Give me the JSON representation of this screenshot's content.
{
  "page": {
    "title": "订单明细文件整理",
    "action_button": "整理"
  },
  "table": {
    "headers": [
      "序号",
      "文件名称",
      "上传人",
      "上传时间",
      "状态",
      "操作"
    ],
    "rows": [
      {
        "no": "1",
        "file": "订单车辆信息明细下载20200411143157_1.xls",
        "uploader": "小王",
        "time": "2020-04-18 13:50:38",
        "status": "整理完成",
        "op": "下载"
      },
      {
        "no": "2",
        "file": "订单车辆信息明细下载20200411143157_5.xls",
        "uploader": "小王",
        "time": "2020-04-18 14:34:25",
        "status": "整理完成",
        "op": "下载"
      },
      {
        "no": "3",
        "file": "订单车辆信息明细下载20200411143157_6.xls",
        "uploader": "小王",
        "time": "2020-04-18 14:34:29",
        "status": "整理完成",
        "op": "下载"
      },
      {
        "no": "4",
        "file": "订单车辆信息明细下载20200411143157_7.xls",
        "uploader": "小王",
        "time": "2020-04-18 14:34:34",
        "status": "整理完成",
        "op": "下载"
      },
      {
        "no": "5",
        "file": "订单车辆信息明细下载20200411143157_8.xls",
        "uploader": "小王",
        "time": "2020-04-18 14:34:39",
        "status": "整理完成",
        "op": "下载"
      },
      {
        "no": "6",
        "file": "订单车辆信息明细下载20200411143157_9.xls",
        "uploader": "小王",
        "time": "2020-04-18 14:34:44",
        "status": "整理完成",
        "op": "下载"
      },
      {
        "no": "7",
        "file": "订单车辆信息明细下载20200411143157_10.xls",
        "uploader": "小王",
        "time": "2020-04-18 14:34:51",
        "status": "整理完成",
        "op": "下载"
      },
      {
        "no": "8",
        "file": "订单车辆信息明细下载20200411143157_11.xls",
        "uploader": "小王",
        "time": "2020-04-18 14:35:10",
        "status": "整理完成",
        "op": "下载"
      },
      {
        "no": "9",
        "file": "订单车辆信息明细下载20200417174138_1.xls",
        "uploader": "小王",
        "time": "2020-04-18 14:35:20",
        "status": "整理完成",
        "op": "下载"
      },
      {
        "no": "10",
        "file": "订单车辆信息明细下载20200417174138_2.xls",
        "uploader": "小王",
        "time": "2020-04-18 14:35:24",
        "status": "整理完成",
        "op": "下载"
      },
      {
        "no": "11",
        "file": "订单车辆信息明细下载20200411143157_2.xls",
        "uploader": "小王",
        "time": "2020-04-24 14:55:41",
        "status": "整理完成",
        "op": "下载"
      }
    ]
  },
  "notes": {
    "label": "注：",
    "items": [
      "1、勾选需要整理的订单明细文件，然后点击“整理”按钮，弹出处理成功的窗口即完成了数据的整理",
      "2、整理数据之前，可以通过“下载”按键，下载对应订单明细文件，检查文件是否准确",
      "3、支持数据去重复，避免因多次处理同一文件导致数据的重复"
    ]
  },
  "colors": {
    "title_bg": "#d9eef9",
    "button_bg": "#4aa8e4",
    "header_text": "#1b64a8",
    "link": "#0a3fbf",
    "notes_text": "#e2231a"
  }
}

- **Work to complete**
Quote all of the entries exactly as they appear.

- **Completed task**
Give me the JSON representation of this screenshot's content.
{
  "page": {
    "title": "订单明细文件整理",
    "action_button": "整理"
  },
  "table": {
    "headers": [
      "序号",
      "文件名称",
      "上传人",
      "上传时间",
      "状态",
      "操作"
    ],
    "rows": [
      {
        "no": "1",
        "file": "订单车辆信息明细下载20200411143157_1.xls",
        "uploader": "小王",
        "time": "2020-04-18 13:50:38",
        "status": "整理完成",
        "op": "下载"
      },
      {
        "no": "2",
        "file": "订单车辆信息明细下载20200411143157_5.xls",
        "uploader": "小王",
        "time": "2020-04-18 14:34:25",
        "status": "整理完成",
        "op": "下载"
      },
      {
        "no": "3",
        "file": "订单车辆信息明细下载20200411143157_6.xls",
        "uploader": "小王",
        "time": "2020-04-18 14:34:29",
        "status": "整理完成",
        "op": "下载"
      },
      {
        "no": "4",
        "file": "订单车辆信息明细下载20200411143157_7.xls",
        "uploader": "小王",
        "time": "2020-04-18 14:34:34",
        "status": "整理完成",
        "op": "下载"
      },
      {
        "no": "5",
        "file": "订单车辆信息明细下载20200411143157_8.xls",
        "uploader": "小王",
        "time": "2020-04-18 14:34:39",
        "status": "整理完成",
        "op": "下载"
      },
      {
        "no": "6",
        "file": "订单车辆信息明细下载20200411143157_9.xls",
        "uploader": "小王",
        "time": "2020-04-18 14:34:44",
        "status": "整理完成",
        "op": "下载"
      },
      {
        "no": "7",
        "file": "订单车辆信息明细下载20200411143157_10.xls",
        "uploader": "小王",
        "time": "2020-04-18 14:34:51",
        "status": "整理完成",
        "op": "下载"
      },
      {
        "no": "8",
        "file": "订单车辆信息明细下载20200411143157_11.xls",
        "uploader": "小王",
        "time": "2020-04-18 14:35:10",
        "status": "整理完成",
        "op": "下载"
      },
      {
        "no": "9",
        "file": "订单车辆信息明细下载20200417174138_1.xls",
        "uploader": "小王",
        "time": "2020-04-18 14:35:20",
        "status": "整理完成",
        "op": "下载"
      },
      {
        "no": "10",
        "file": "订单车辆信息明细下载20200417174138_2.xls",
        "uploader": "小王",
        "time": "2020-04-18 14:35:24",
        "status": "整理完成",
        "op": "下载"
      },
      {
        "no": "11",
        "file": "订单车辆信息明细下载20200411143157_2.xls",
        "uploader": "小王",
        "time": "2020-04-24 14:55:41",
        "status": "整理完成",
        "op": "下载"
      }
    ]
  },
  "notes": {
    "label": "注：",
    "items": [
      "1、勾选需要整理的订单明细文件，然后点击“整理”按钮，弹出处理成功的窗口即完成了数据的整理",
      "2、整理数据之前，可以通过“下载”按键，下载对应订单明细文件，检查文件是否准确",
      "3、支持数据去重复，避免因多次处理同一文件导致数据的重复"
    ]
  },
  "colors": {
    "title_bg": "#d9eef9",
    "button_bg": "#4aa8e4",
    "header_text": "#1b64a8",
    "link": "#0a3fbf",
    "notes_text": "#e2231a"
  }
}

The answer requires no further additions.